Problem 1 → Check each statement against the article on troops for Afghanistan. (a) The additional troops will deploy in the first part of 2010. (b) The July 2011 date marks the end of the withdrawal. (c) The speech is set for 8:00 p.m. Eastern Time. For each, answer yes or no and quote the deciding words of the article.
Problem 2 → Rename "x-tick-label" to "x-axis-value" in the records, from their start through the line containing "y-tick-label: 35 [43, 220, 57, 234]", both included. Write out only those lines, with nothing else changed.

--- START OF Quoted text ---

# Obama plans to put in 30,000 troops, pull out in 2011, only if things go right.



## matt101pwn (3 Dec 2009)

Article taken from- http://www.cbsnews.com/stories/2009/12/01/politics/main5854969.shtml

(CBS/AP)  President Obama will tell the American people Tuesday night that he will deploy 30,000 additional troops to Afghanistan and plans "to begin the transfer of our forces out" in July 2011. 

"The 30,000 additional troops that I am announcing tonight will deploy in the first part of 2010 - the fastest pace possible - so that they can target the insurgency and secure key population centers," he will say in a primetime speech from West Point, according to excerpts released by the White House. "They will increase our ability to train competent Afghan Security Forces, and to partner with them so that more Afghans can get into the fight. And they will help create the conditions for the United States to transfer responsibility to the Afghans." 

"Taken together, these additional American and international troops will allow us to accelerate handing over responsibility to Afghan forces, and allow us to begin the transfer of our forces out of Afghanistan in July of 2011," the president plans to say. "Just as we have done in Iraq, we will execute this transition responsibly, taking into account conditions on the ground. We will continue to advise and assist Afghanistan’s Security Forces to ensure that they can succeed over the long haul. But it will be clear to the Afghan government - and, more importantly, to the Afghan people - that they will ultimately be responsible for their own country." 

A senior administration official stressed in a conference call with reporters Tuesday afternoon that that the July 2011 date marks the beginning of a process that does not have a defined endpoint. The full withdrawal of troops, the official said, will depend on conditions on the ground. 

The president will also stress that the effort in Afghanistan is an "international effort" that requires contributions from other countries. 

"I have asked that our commitment be joined by contributions from our allies," he will say. "Some have already provided additional troops, and we are confident that there will be further contributions in the days and weeks ahead. Our friends have fought and bled and died alongside us in Afghanistan. Now, we must come together to end this war successfully. For what’s at stake is not simply a test of NATO’s credibility - what’s at stake is the security of our Allies, and the common security of the world." 

The rough outlines of a withdrawal plan will be part of the revamped Afghanistan strategy that Mr. Obama is announcing in a speech at 8:00 p.m. Eastern Time. He will tell Americans his planned accelerated war escalation would have the first Marines there as early as Christmas, according to senior administration officials.

--- END OF Quoted text ---
--- START OF Records for this exercise ---

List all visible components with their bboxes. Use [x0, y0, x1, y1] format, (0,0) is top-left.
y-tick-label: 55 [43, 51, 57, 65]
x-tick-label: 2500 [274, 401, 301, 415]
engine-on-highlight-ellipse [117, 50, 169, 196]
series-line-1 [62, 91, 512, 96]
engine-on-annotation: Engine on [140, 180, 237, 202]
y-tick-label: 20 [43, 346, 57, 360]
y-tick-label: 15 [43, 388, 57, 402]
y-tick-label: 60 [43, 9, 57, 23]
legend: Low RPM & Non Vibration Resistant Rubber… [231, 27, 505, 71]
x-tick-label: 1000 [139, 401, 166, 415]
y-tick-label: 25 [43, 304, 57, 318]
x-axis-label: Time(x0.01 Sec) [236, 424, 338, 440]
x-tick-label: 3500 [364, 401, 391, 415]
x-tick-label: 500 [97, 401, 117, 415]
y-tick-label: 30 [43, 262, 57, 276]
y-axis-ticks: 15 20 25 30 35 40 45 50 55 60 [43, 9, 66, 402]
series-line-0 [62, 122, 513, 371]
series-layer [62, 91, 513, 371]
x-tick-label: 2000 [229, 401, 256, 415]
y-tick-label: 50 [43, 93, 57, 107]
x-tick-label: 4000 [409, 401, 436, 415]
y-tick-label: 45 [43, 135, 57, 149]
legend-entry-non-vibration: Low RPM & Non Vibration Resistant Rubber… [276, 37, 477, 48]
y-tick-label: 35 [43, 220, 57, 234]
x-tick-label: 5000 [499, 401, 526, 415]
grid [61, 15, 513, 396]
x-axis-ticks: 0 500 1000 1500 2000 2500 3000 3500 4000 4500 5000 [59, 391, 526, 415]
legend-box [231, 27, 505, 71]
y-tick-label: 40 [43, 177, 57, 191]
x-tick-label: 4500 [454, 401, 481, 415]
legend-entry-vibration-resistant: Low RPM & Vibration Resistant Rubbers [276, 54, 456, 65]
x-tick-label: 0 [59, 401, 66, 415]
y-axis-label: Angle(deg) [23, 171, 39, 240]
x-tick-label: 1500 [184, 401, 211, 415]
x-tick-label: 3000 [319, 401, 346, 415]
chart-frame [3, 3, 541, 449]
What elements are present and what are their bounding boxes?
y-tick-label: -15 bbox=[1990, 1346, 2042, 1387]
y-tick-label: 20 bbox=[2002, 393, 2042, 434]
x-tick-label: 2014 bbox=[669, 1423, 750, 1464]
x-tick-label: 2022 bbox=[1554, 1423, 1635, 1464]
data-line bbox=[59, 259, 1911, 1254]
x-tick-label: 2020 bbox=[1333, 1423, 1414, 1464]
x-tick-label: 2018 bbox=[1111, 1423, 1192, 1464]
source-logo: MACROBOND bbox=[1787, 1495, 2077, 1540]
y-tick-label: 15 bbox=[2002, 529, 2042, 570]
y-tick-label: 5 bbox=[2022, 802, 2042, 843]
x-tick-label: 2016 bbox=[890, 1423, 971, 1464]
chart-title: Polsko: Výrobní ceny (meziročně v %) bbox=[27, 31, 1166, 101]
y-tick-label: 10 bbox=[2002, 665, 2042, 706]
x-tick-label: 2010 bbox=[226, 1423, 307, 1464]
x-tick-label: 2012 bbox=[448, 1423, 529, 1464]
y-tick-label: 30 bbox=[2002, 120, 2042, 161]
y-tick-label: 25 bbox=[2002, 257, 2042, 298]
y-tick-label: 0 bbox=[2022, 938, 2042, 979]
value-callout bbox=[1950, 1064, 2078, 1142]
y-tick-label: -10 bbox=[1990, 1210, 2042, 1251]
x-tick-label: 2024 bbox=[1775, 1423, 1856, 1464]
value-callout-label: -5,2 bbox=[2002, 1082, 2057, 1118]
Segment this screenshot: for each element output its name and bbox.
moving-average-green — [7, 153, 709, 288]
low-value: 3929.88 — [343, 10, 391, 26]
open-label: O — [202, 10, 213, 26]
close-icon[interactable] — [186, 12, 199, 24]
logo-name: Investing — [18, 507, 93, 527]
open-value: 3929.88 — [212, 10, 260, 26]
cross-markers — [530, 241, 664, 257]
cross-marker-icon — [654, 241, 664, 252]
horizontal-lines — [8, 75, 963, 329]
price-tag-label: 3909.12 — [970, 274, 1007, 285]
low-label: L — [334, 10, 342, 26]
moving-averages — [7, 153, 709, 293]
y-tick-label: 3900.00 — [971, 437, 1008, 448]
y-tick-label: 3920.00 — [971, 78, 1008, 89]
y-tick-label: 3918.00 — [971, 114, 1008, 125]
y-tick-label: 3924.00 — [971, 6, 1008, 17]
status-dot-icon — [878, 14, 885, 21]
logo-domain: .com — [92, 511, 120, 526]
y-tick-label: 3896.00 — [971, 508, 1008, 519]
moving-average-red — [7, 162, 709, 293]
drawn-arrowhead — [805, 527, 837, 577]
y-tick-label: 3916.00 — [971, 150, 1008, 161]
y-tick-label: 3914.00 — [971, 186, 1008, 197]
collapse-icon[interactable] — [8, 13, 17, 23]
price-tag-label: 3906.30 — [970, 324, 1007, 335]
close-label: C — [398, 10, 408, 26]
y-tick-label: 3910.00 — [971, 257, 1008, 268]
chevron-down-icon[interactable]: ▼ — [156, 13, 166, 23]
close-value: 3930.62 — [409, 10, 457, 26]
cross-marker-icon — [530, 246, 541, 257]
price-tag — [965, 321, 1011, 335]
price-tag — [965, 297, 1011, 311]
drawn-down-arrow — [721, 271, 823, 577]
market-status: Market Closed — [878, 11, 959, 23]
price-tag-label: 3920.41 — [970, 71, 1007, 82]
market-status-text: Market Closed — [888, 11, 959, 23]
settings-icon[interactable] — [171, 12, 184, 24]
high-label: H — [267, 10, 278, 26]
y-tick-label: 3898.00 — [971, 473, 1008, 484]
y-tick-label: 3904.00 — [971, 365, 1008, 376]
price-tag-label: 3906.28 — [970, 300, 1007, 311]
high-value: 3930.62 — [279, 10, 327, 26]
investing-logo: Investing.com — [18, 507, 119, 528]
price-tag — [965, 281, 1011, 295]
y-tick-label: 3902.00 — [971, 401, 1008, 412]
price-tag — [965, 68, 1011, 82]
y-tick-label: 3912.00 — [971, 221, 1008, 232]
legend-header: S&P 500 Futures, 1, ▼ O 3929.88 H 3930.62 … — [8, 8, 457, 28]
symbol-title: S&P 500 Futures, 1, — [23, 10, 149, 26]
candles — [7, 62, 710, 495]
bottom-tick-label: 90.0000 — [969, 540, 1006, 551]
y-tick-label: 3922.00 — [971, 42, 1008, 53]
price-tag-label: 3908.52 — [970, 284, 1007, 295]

--- END OF Records for this exercise ---

Output 1 →
(a) Yes: "will deploy in the first part of 2010"
(b) No: "the July 2011 date marks the beginning of a process that does not have a defined endpoint"
(c) Yes: "in a speech at 8:00 p.m. Eastern Time"

Output 2 →
List all visible components with their bboxes. Use [x0, y0, x1, y1] format, (0,0) is top-left.
y-tick-label: 55 [43, 51, 57, 65]
x-axis-value: 2500 [274, 401, 301, 415]
engine-on-highlight-ellipse [117, 50, 169, 196]
series-line-1 [62, 91, 512, 96]
engine-on-annotation: Engine on [140, 180, 237, 202]
y-tick-label: 20 [43, 346, 57, 360]
y-tick-label: 15 [43, 388, 57, 402]
y-tick-label: 60 [43, 9, 57, 23]
legend: Low RPM & Non Vibration Resistant Rubber… [231, 27, 505, 71]
x-axis-value: 1000 [139, 401, 166, 415]
y-tick-label: 25 [43, 304, 57, 318]
x-axis-label: Time(x0.01 Sec) [236, 424, 338, 440]
x-axis-value: 3500 [364, 401, 391, 415]
x-axis-value: 500 [97, 401, 117, 415]
y-tick-label: 30 [43, 262, 57, 276]
y-axis-ticks: 15 20 25 30 35 40 45 50 55 60 [43, 9, 66, 402]
series-line-0 [62, 122, 513, 371]
series-layer [62, 91, 513, 371]
x-axis-value: 2000 [229, 401, 256, 415]
y-tick-label: 50 [43, 93, 57, 107]
x-axis-value: 4000 [409, 401, 436, 415]
y-tick-label: 45 [43, 135, 57, 149]
legend-entry-non-vibration: Low RPM & Non Vibration Resistant Rubber… [276, 37, 477, 48]
y-tick-label: 35 [43, 220, 57, 234]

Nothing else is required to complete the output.